▶ Aim:
Omit the pictures and output every entry below exactly as written.

▶ Entries with figure data:
* begin *

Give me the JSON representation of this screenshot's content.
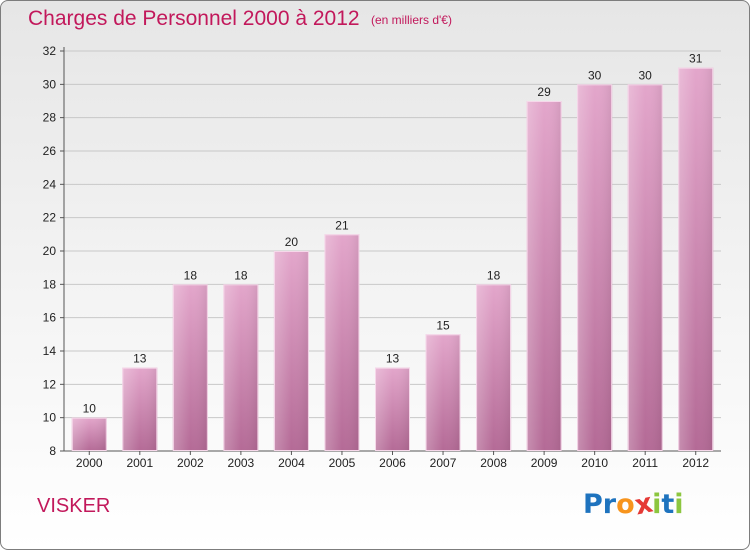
{
  "header": {
    "title": "Charges de Personnel 2000 à 2012",
    "subtitle": "(en milliers d'€)"
  },
  "footer": {
    "commune": "VISKER",
    "logo": {
      "letters": [
        "P",
        "r",
        "o",
        "x",
        "i",
        "t",
        "i"
      ],
      "colors": [
        "#1e73be",
        "#1e73be",
        "#f7941d",
        "#e53935",
        "#8cc63f",
        "#1e73be",
        "#8cc63f"
      ]
    }
  },
  "chart_data": {
    "type": "bar",
    "categories": [
      "2000",
      "2001",
      "2002",
      "2003",
      "2004",
      "2005",
      "2006",
      "2007",
      "2008",
      "2009",
      "2010",
      "2011",
      "2012"
    ],
    "values": [
      10,
      13,
      18,
      18,
      20,
      21,
      13,
      15,
      18,
      29,
      30,
      30,
      31
    ],
    "value_labels": [
      "10",
      "13",
      "18",
      "18",
      "20",
      "21",
      "13",
      "15",
      "18",
      "29",
      "30",
      "30",
      "31"
    ],
    "title": "Charges de Personnel 2000 à 2012",
    "ylim": [
      8,
      32
    ],
    "yticks": [
      8,
      10,
      12,
      14,
      16,
      18,
      20,
      22,
      24,
      26,
      28,
      30,
      32
    ],
    "grid": true,
    "bar_color": "#d98cb8"
  }
}
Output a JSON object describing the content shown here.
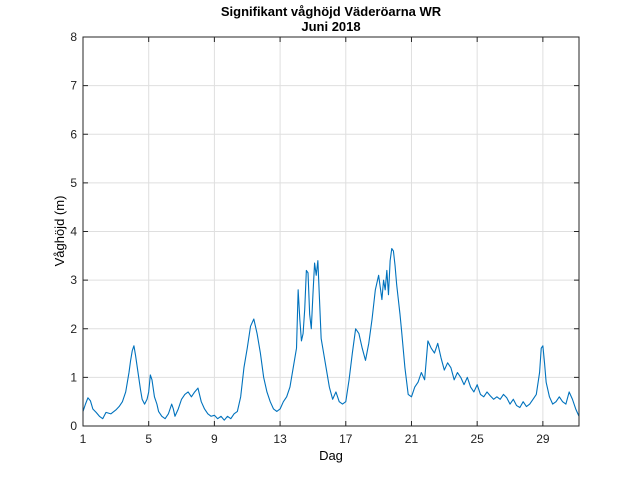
{
  "chart_data": {
    "type": "line",
    "title": "Signifikant våghöjd Väderöarna WR",
    "subtitle": "Juni 2018",
    "xlabel": "Dag",
    "ylabel": "Våghöjd (m)",
    "xlim": [
      1,
      31.2
    ],
    "ylim": [
      0,
      8
    ],
    "xticks": [
      1,
      5,
      9,
      13,
      17,
      21,
      25,
      29
    ],
    "yticks": [
      0,
      1,
      2,
      3,
      4,
      5,
      6,
      7,
      8
    ],
    "grid": true,
    "line_color": "#0072bd",
    "series": [
      {
        "name": "Signifikant våghöjd",
        "x": [
          1.0,
          1.15,
          1.3,
          1.45,
          1.6,
          1.8,
          2.0,
          2.2,
          2.4,
          2.7,
          3.0,
          3.2,
          3.4,
          3.6,
          3.8,
          3.9,
          4.0,
          4.1,
          4.2,
          4.35,
          4.5,
          4.6,
          4.75,
          4.9,
          5.0,
          5.1,
          5.2,
          5.35,
          5.5,
          5.6,
          5.8,
          6.0,
          6.2,
          6.4,
          6.5,
          6.6,
          6.8,
          7.0,
          7.2,
          7.4,
          7.6,
          7.8,
          8.0,
          8.2,
          8.4,
          8.6,
          8.8,
          9.0,
          9.2,
          9.4,
          9.6,
          9.8,
          10.0,
          10.2,
          10.4,
          10.6,
          10.8,
          11.0,
          11.2,
          11.4,
          11.6,
          11.8,
          12.0,
          12.2,
          12.4,
          12.6,
          12.8,
          13.0,
          13.2,
          13.4,
          13.6,
          13.8,
          14.0,
          14.1,
          14.2,
          14.3,
          14.4,
          14.5,
          14.6,
          14.7,
          14.8,
          14.9,
          15.0,
          15.1,
          15.2,
          15.3,
          15.4,
          15.5,
          15.6,
          15.8,
          16.0,
          16.2,
          16.4,
          16.6,
          16.8,
          17.0,
          17.2,
          17.4,
          17.6,
          17.8,
          18.0,
          18.2,
          18.4,
          18.6,
          18.8,
          19.0,
          19.2,
          19.3,
          19.4,
          19.5,
          19.6,
          19.7,
          19.8,
          19.9,
          20.0,
          20.1,
          20.2,
          20.3,
          20.4,
          20.6,
          20.8,
          21.0,
          21.2,
          21.4,
          21.6,
          21.8,
          22.0,
          22.2,
          22.4,
          22.6,
          22.8,
          23.0,
          23.2,
          23.4,
          23.6,
          23.8,
          24.0,
          24.2,
          24.4,
          24.6,
          24.8,
          25.0,
          25.2,
          25.4,
          25.6,
          25.8,
          26.0,
          26.2,
          26.4,
          26.6,
          26.8,
          27.0,
          27.2,
          27.4,
          27.6,
          27.8,
          28.0,
          28.2,
          28.4,
          28.6,
          28.8,
          28.9,
          29.0,
          29.1,
          29.2,
          29.4,
          29.6,
          29.8,
          30.0,
          30.2,
          30.4,
          30.6,
          30.8,
          31.0,
          31.2
        ],
        "y": [
          0.3,
          0.45,
          0.58,
          0.52,
          0.35,
          0.28,
          0.2,
          0.15,
          0.28,
          0.25,
          0.33,
          0.4,
          0.5,
          0.7,
          1.1,
          1.35,
          1.55,
          1.65,
          1.45,
          1.1,
          0.75,
          0.55,
          0.45,
          0.55,
          0.7,
          1.05,
          0.95,
          0.6,
          0.45,
          0.3,
          0.2,
          0.15,
          0.25,
          0.45,
          0.35,
          0.2,
          0.35,
          0.55,
          0.65,
          0.7,
          0.6,
          0.7,
          0.78,
          0.5,
          0.35,
          0.25,
          0.2,
          0.22,
          0.15,
          0.2,
          0.12,
          0.2,
          0.15,
          0.25,
          0.3,
          0.6,
          1.2,
          1.6,
          2.05,
          2.2,
          1.9,
          1.5,
          1.0,
          0.7,
          0.5,
          0.35,
          0.3,
          0.35,
          0.5,
          0.6,
          0.8,
          1.2,
          1.6,
          2.8,
          2.2,
          1.75,
          1.9,
          2.4,
          3.2,
          3.15,
          2.3,
          2.0,
          2.7,
          3.35,
          3.1,
          3.4,
          2.6,
          1.8,
          1.6,
          1.2,
          0.8,
          0.55,
          0.7,
          0.5,
          0.45,
          0.5,
          0.95,
          1.5,
          2.0,
          1.9,
          1.6,
          1.35,
          1.7,
          2.2,
          2.8,
          3.1,
          2.6,
          3.0,
          2.8,
          3.2,
          2.7,
          3.4,
          3.65,
          3.6,
          3.3,
          2.9,
          2.6,
          2.3,
          1.95,
          1.2,
          0.65,
          0.6,
          0.8,
          0.9,
          1.1,
          0.95,
          1.75,
          1.6,
          1.5,
          1.7,
          1.4,
          1.15,
          1.3,
          1.2,
          0.95,
          1.1,
          1.0,
          0.85,
          1.0,
          0.8,
          0.7,
          0.85,
          0.65,
          0.6,
          0.7,
          0.62,
          0.55,
          0.6,
          0.55,
          0.65,
          0.58,
          0.45,
          0.55,
          0.42,
          0.38,
          0.5,
          0.4,
          0.45,
          0.55,
          0.65,
          1.1,
          1.6,
          1.65,
          1.3,
          0.9,
          0.6,
          0.45,
          0.5,
          0.6,
          0.5,
          0.45,
          0.7,
          0.55,
          0.35,
          0.2
        ]
      }
    ]
  }
}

* end *

▶ Exercise result:
Give me the JSON representation of this screenshot's content.
{
  "header": {
    "title": "Charges de Personnel 2000 à 2012",
    "subtitle": "(en milliers d'€)"
  },
  "footer": {
    "commune": "VISKER",
    "logo": {
      "letters": [
        "P",
        "r",
        "o",
        "x",
        "i",
        "t",
        "i"
      ],
      "colors": [
        "#1e73be",
        "#1e73be",
        "#f7941d",
        "#e53935",
        "#8cc63f",
        "#1e73be",
        "#8cc63f"
      ]
    }
  },
  "chart_data": {
    "type": "bar",
    "categories": [
      "2000",
      "2001",
      "2002",
      "2003",
      "2004",
      "2005",
      "2006",
      "2007",
      "2008",
      "2009",
      "2010",
      "2011",
      "2012"
    ],
    "values": [
      10,
      13,
      18,
      18,
      20,
      21,
      13,
      15,
      18,
      29,
      30,
      30,
      31
    ],
    "value_labels": [
      "10",
      "13",
      "18",
      "18",
      "20",
      "21",
      "13",
      "15",
      "18",
      "29",
      "30",
      "30",
      "31"
    ],
    "title": "Charges de Personnel 2000 à 2012",
    "ylim": [
      8,
      32
    ],
    "yticks": [
      8,
      10,
      12,
      14,
      16,
      18,
      20,
      22,
      24,
      26,
      28,
      30,
      32
    ],
    "grid": true,
    "bar_color": "#d98cb8"
  }
}
Output a JSON object describing the content shown here.
{
  "chart_data": {
    "type": "line",
    "title": "Signifikant våghöjd Väderöarna WR",
    "subtitle": "Juni 2018",
    "xlabel": "Dag",
    "ylabel": "Våghöjd (m)",
    "xlim": [
      1,
      31.2
    ],
    "ylim": [
      0,
      8
    ],
    "xticks": [
      1,
      5,
      9,
      13,
      17,
      21,
      25,
      29
    ],
    "yticks": [
      0,
      1,
      2,
      3,
      4,
      5,
      6,
      7,
      8
    ],
    "grid": true,
    "line_color": "#0072bd",
    "series": [
      {
        "name": "Signifikant våghöjd",
        "x": [
          1.0,
          1.15,
          1.3,
          1.45,
          1.6,
          1.8,
          2.0,
          2.2,
          2.4,
          2.7,
          3.0,
          3.2,
          3.4,
          3.6,
          3.8,
          3.9,
          4.0,
          4.1,
          4.2,
          4.35,
          4.5,
          4.6,
          4.75,
          4.9,
          5.0,
          5.1,
          5.2,
          5.35,
          5.5,
          5.6,
          5.8,
          6.0,
          6.2,
          6.4,
          6.5,
          6.6,
          6.8,
          7.0,
          7.2,
          7.4,
          7.6,
          7.8,
          8.0,
          8.2,
          8.4,
          8.6,
          8.8,
          9.0,
          9.2,
          9.4,
          9.6,
          9.8,
          10.0,
          10.2,
          10.4,
          10.6,
          10.8,
          11.0,
          11.2,
          11.4,
          11.6,
          11.8,
          12.0,
          12.2,
          12.4,
          12.6,
          12.8,
          13.0,
          13.2,
          13.4,
          13.6,
          13.8,
          14.0,
          14.1,
          14.2,
          14.3,
          14.4,
          14.5,
          14.6,
          14.7,
          14.8,
          14.9,
          15.0,
          15.1,
          15.2,
          15.3,
          15.4,
          15.5,
          15.6,
          15.8,
          16.0,
          16.2,
          16.4,
          16.6,
          16.8,
          17.0,
          17.2,
          17.4,
          17.6,
          17.8,
          18.0,
          18.2,
          18.4,
          18.6,
          18.8,
          19.0,
          19.2,
          19.3,
          19.4,
          19.5,
          19.6,
          19.7,
          19.8,
          19.9,
          20.0,
          20.1,
          20.2,
          20.3,
          20.4,
          20.6,
          20.8,
          21.0,
          21.2,
          21.4,
          21.6,
          21.8,
          22.0,
          22.2,
          22.4,
          22.6,
          22.8,
          23.0,
          23.2,
          23.4,
          23.6,
          23.8,
          24.0,
          24.2,
          24.4,
          24.6,
          24.8,
          25.0,
          25.2,
          25.4,
          25.6,
          25.8,
          26.0,
          26.2,
          26.4,
          26.6,
          26.8,
          27.0,
          27.2,
          27.4,
          27.6,
          27.8,
          28.0,
          28.2,
          28.4,
          28.6,
          28.8,
          28.9,
          29.0,
          29.1,
          29.2,
          29.4,
          29.6,
          29.8,
          30.0,
          30.2,
          30.4,
          30.6,
          30.8,
          31.0,
          31.2
        ],
        "y": [
          0.3,
          0.45,
          0.58,
          0.52,
          0.35,
          0.28,
          0.2,
          0.15,
          0.28,
          0.25,
          0.33,
          0.4,
          0.5,
          0.7,
          1.1,
          1.35,
          1.55,
          1.65,
          1.45,
          1.1,
          0.75,
          0.55,
          0.45,
          0.55,
          0.7,
          1.05,
          0.95,
          0.6,
          0.45,
          0.3,
          0.2,
          0.15,
          0.25,
          0.45,
          0.35,
          0.2,
          0.35,
          0.55,
          0.65,
          0.7,
          0.6,
          0.7,
          0.78,
          0.5,
          0.35,
          0.25,
          0.2,
          0.22,
          0.15,
          0.2,
          0.12,
          0.2,
          0.15,
          0.25,
          0.3,
          0.6,
          1.2,
          1.6,
          2.05,
          2.2,
          1.9,
          1.5,
          1.0,
          0.7,
          0.5,
          0.35,
          0.3,
          0.35,
          0.5,
          0.6,
          0.8,
          1.2,
          1.6,
          2.8,
          2.2,
          1.75,
          1.9,
          2.4,
          3.2,
          3.15,
          2.3,
          2.0,
          2.7,
          3.35,
          3.1,
          3.4,
          2.6,
          1.8,
          1.6,
          1.2,
          0.8,
          0.55,
          0.7,
          0.5,
          0.45,
          0.5,
          0.95,
          1.5,
          2.0,
          1.9,
          1.6,
          1.35,
          1.7,
          2.2,
          2.8,
          3.1,
          2.6,
          3.0,
          2.8,
          3.2,
          2.7,
          3.4,
          3.65,
          3.6,
          3.3,
          2.9,
          2.6,
          2.3,
          1.95,
          1.2,
          0.65,
          0.6,
          0.8,
          0.9,
          1.1,
          0.95,
          1.75,
          1.6,
          1.5,
          1.7,
          1.4,
          1.15,
          1.3,
          1.2,
          0.95,
          1.1,
          1.0,
          0.85,
          1.0,
          0.8,
          0.7,
          0.85,
          0.65,
          0.6,
          0.7,
          0.62,
          0.55,
          0.6,
          0.55,
          0.65,
          0.58,
          0.45,
          0.55,
          0.42,
          0.38,
          0.5,
          0.4,
          0.45,
          0.55,
          0.65,
          1.1,
          1.6,
          1.65,
          1.3,
          0.9,
          0.6,
          0.45,
          0.5,
          0.6,
          0.5,
          0.45,
          0.7,
          0.55,
          0.35,
          0.2
        ]
      }
    ]
  }
}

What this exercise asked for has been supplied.